**Short problem:** Seek out every line containing the word "Number", and copy each.

**Records shown:**
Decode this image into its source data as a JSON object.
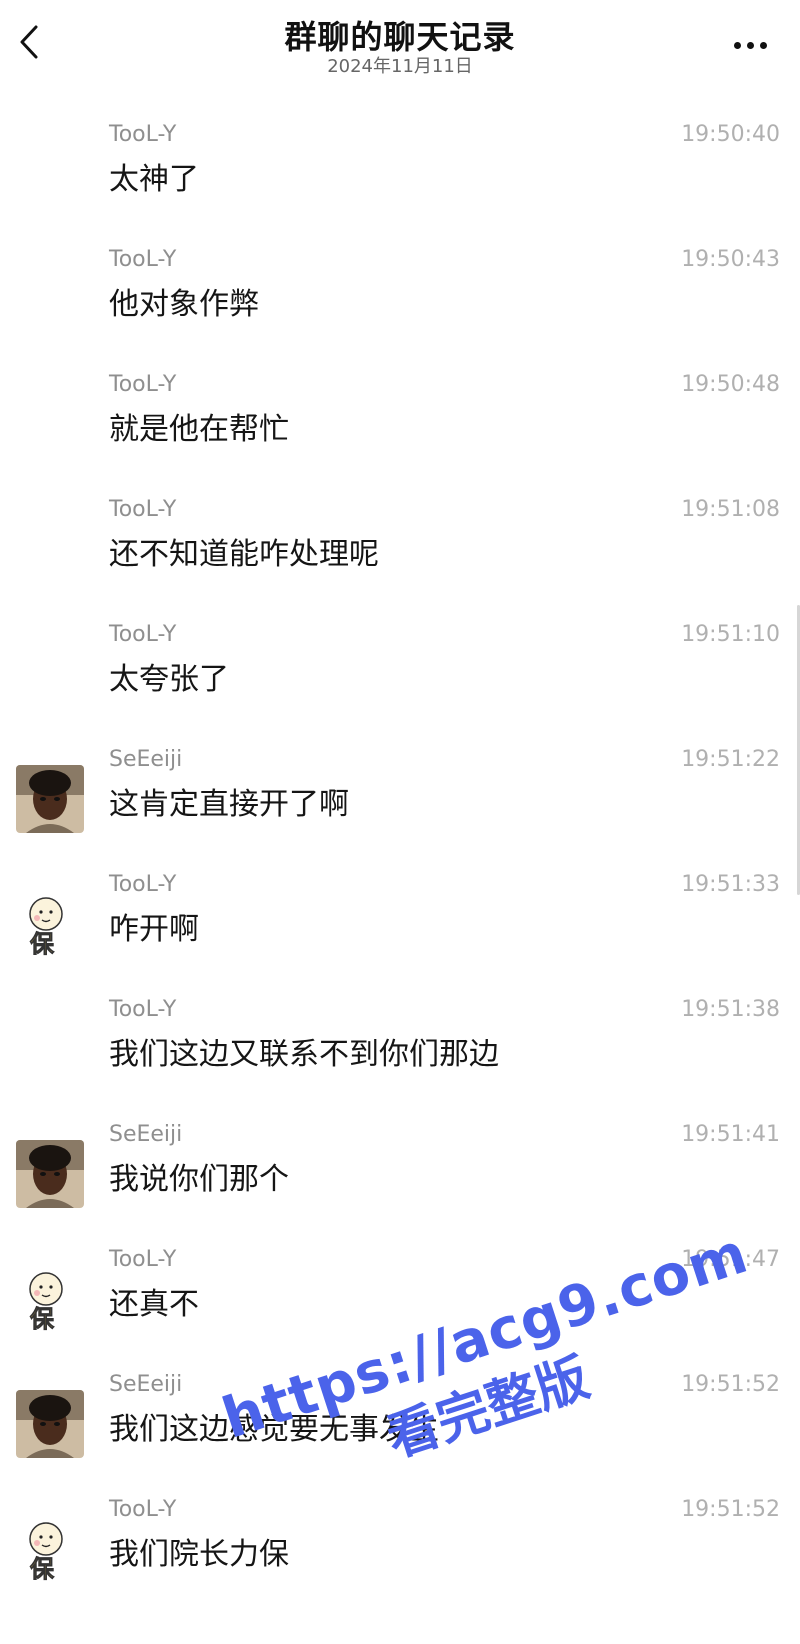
{
  "header": {
    "title": "群聊的聊天记录",
    "date": "2024年11月11日"
  },
  "messages": [
    {
      "sender": "TooL-Y",
      "time": "19:50:40",
      "text": "太神了",
      "avatar": "none"
    },
    {
      "sender": "TooL-Y",
      "time": "19:50:43",
      "text": "他对象作弊",
      "avatar": "none"
    },
    {
      "sender": "TooL-Y",
      "time": "19:50:48",
      "text": "就是他在帮忙",
      "avatar": "none"
    },
    {
      "sender": "TooL-Y",
      "time": "19:51:08",
      "text": "还不知道能咋处理呢",
      "avatar": "none"
    },
    {
      "sender": "TooL-Y",
      "time": "19:51:10",
      "text": "太夸张了",
      "avatar": "none"
    },
    {
      "sender": "SeEeiji",
      "time": "19:51:22",
      "text": "这肯定直接开了啊",
      "avatar": "photo"
    },
    {
      "sender": "TooL-Y",
      "time": "19:51:33",
      "text": "咋开啊",
      "avatar": "cartoon"
    },
    {
      "sender": "TooL-Y",
      "time": "19:51:38",
      "text": "我们这边又联系不到你们那边",
      "avatar": "none"
    },
    {
      "sender": "SeEeiji",
      "time": "19:51:41",
      "text": "我说你们那个",
      "avatar": "photo"
    },
    {
      "sender": "TooL-Y",
      "time": "19:51:47",
      "text": "还真不",
      "avatar": "cartoon"
    },
    {
      "sender": "SeEeiji",
      "time": "19:51:52",
      "text": "我们这边感觉要无事发生",
      "avatar": "photo"
    },
    {
      "sender": "TooL-Y",
      "time": "19:51:52",
      "text": "我们院长力保",
      "avatar": "cartoon"
    }
  ],
  "watermark": {
    "line1": "https://acg9.com",
    "line2": "看完整版"
  },
  "colors": {
    "watermark": "#4b63ea",
    "sender": "#8f8f8f",
    "time": "#b0b0b0"
  }
}
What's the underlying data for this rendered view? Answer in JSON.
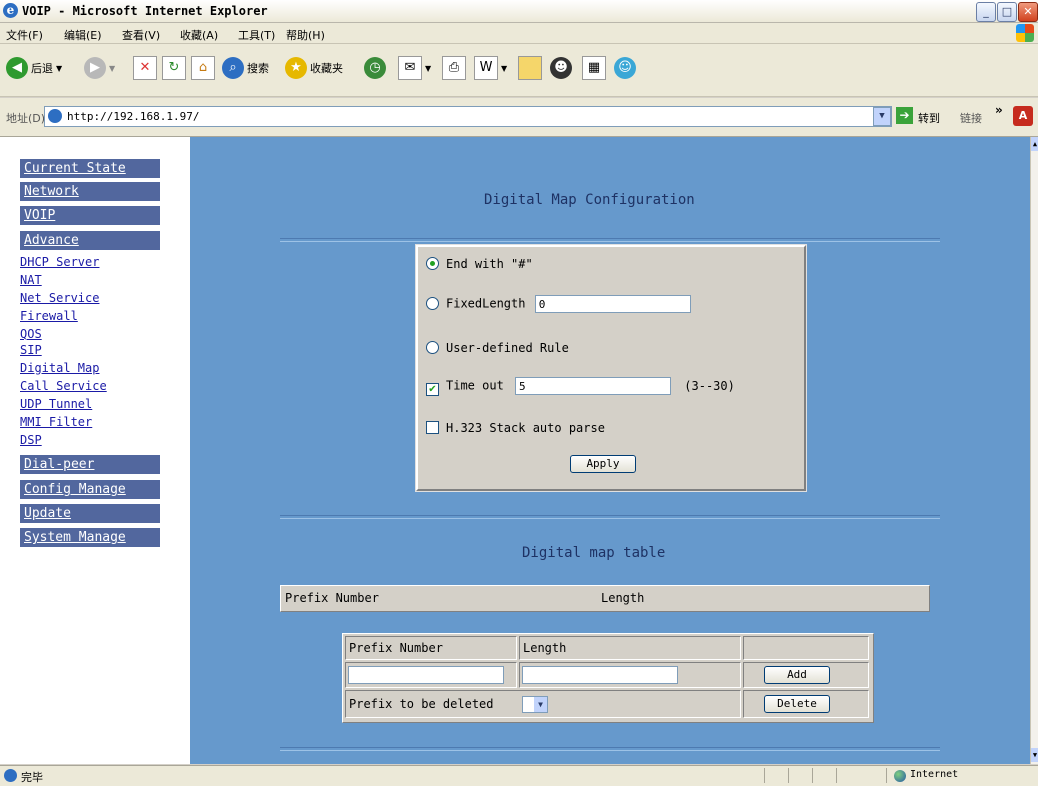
{
  "window": {
    "title": "VOIP - Microsoft Internet Explorer",
    "controls": {
      "minimize": "_",
      "maximize": "□",
      "close": "✕"
    }
  },
  "menu": [
    "文件(F)",
    "编辑(E)",
    "查看(V)",
    "收藏(A)",
    "工具(T)",
    "帮助(H)"
  ],
  "toolbar": {
    "back": "后退",
    "search": "搜索",
    "favorites": "收藏夹"
  },
  "address": {
    "label": "地址(D)",
    "url": "http://192.168.1.97/",
    "go": "转到",
    "links": "链接"
  },
  "sidebar": {
    "top_sections": [
      "Current State",
      "Network",
      "VOIP",
      "Advance"
    ],
    "advance_links": [
      "DHCP Server",
      "NAT",
      "Net Service",
      "Firewall",
      "QOS",
      "SIP",
      "Digital Map",
      "Call Service",
      "UDP Tunnel",
      "MMI Filter",
      "DSP"
    ],
    "bottom_sections": [
      "Dial-peer",
      "Config Manage",
      "Update",
      "System Manage"
    ]
  },
  "page": {
    "title": "Digital Map Configuration",
    "options": {
      "end_with_hash": "End with \"#\"",
      "fixed_length": "FixedLength",
      "fixed_length_value": "0",
      "user_defined": "User-defined Rule",
      "timeout": "Time out",
      "timeout_value": "5",
      "timeout_range": "(3--30)",
      "h323": "H.323 Stack auto parse"
    },
    "selected_option": "end_with_hash",
    "timeout_checked": true,
    "h323_checked": false,
    "apply": "Apply",
    "table_title": "Digital map table",
    "table_columns": [
      "Prefix Number",
      "Length"
    ],
    "edit": {
      "col_prefix": "Prefix Number",
      "col_length": "Length",
      "prefix_value": "",
      "length_value": "",
      "add": "Add",
      "delete_label": "Prefix to be deleted",
      "delete": "Delete"
    }
  },
  "status": {
    "text": "完毕",
    "zone": "Internet"
  }
}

**Result:**
      "Prefix Number",
      "col_prefix": "Prefix Number",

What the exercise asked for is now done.